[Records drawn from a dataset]
= = = = =
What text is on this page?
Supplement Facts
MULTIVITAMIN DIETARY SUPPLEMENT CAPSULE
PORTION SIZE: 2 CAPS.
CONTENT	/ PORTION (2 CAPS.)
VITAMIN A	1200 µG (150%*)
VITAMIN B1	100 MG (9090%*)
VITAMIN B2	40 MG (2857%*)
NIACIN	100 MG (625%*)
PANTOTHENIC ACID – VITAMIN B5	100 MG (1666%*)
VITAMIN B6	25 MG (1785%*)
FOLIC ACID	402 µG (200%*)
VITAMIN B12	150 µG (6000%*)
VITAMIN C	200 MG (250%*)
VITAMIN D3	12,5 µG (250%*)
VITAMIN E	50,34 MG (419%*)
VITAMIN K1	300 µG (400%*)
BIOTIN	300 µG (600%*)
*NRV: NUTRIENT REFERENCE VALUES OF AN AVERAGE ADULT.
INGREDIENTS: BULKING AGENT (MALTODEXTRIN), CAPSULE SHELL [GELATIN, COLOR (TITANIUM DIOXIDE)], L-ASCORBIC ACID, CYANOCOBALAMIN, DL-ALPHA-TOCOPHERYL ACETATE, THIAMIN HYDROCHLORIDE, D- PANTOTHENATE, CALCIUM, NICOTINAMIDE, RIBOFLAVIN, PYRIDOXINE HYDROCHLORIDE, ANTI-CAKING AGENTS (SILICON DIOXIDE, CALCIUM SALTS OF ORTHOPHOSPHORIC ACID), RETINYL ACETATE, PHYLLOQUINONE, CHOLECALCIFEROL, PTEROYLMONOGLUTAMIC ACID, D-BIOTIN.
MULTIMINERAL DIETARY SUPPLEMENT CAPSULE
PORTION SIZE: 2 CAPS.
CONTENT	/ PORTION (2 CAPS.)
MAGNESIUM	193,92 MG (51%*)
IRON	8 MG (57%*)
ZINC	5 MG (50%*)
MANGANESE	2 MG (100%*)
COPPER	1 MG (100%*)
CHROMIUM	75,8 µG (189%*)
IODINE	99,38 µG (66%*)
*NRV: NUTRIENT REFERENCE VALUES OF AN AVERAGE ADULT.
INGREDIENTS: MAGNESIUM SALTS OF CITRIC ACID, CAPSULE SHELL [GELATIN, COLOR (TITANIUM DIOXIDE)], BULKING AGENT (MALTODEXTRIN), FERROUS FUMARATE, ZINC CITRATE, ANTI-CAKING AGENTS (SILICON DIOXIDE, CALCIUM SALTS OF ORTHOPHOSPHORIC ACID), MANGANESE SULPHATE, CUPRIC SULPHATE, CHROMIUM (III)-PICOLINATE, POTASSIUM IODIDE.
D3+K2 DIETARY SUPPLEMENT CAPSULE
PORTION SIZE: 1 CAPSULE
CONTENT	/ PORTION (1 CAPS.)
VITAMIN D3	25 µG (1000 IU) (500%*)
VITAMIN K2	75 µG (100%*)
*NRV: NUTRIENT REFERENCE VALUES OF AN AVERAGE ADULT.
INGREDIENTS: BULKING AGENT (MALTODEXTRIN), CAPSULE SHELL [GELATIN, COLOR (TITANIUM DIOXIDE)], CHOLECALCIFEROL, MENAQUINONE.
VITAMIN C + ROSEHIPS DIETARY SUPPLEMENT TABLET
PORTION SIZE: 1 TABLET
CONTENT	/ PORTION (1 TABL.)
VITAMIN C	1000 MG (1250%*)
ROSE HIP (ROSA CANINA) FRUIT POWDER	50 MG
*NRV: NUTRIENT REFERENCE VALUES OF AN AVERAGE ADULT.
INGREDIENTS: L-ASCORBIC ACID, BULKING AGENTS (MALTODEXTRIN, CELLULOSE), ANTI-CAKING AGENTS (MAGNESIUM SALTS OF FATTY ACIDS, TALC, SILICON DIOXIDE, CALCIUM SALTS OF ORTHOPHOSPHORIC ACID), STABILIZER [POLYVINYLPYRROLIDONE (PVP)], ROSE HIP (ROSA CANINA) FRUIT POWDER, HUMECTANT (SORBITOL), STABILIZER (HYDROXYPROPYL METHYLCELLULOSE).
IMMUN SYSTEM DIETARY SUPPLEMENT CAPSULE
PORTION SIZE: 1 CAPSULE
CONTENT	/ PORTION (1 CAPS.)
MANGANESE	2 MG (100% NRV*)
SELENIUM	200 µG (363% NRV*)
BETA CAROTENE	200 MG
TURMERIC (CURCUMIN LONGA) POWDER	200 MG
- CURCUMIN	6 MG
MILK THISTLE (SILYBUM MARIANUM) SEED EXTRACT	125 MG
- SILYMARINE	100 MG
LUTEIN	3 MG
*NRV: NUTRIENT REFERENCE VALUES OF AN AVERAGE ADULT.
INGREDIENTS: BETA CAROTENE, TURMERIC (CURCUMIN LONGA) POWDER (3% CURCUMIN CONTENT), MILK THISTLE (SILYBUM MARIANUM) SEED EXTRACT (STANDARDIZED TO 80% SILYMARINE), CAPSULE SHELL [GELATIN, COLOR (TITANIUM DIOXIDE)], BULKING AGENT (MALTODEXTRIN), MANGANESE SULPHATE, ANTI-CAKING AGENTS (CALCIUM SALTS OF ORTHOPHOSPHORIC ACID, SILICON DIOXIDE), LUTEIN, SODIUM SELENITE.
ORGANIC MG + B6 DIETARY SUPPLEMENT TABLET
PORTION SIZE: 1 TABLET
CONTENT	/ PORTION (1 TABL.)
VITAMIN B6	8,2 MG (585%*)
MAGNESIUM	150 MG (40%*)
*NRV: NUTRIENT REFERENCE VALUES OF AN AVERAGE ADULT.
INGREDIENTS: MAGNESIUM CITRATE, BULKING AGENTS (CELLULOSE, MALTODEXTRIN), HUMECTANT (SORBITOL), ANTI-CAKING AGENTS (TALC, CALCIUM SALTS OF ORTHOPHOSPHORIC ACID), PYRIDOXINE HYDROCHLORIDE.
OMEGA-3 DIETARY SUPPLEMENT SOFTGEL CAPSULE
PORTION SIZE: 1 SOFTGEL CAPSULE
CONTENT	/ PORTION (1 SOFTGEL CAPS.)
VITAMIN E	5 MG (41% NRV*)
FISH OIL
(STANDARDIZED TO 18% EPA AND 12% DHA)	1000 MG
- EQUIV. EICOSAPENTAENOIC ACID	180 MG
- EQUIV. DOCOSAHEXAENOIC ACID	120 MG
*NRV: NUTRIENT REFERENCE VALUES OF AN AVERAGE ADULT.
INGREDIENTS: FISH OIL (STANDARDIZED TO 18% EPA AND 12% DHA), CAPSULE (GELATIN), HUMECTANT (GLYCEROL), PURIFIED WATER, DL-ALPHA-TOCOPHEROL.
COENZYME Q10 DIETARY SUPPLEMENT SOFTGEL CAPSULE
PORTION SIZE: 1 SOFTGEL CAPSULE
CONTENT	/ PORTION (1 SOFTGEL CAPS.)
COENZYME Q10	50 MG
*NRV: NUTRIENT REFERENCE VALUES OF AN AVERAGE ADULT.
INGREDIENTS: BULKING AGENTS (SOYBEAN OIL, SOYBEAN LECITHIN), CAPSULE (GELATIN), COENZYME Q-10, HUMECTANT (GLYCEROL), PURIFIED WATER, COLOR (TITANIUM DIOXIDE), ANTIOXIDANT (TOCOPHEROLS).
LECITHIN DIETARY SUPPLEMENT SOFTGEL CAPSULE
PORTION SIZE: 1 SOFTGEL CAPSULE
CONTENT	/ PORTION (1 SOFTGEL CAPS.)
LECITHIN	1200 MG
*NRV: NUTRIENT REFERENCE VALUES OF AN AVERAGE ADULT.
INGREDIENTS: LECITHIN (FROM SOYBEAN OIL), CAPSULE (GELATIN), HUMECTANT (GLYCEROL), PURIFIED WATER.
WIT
= = = = =
● TASK GOAL: Find every line of the records holding "COENZYME". Answer with the count alone.

● TASK OUTPUT: 3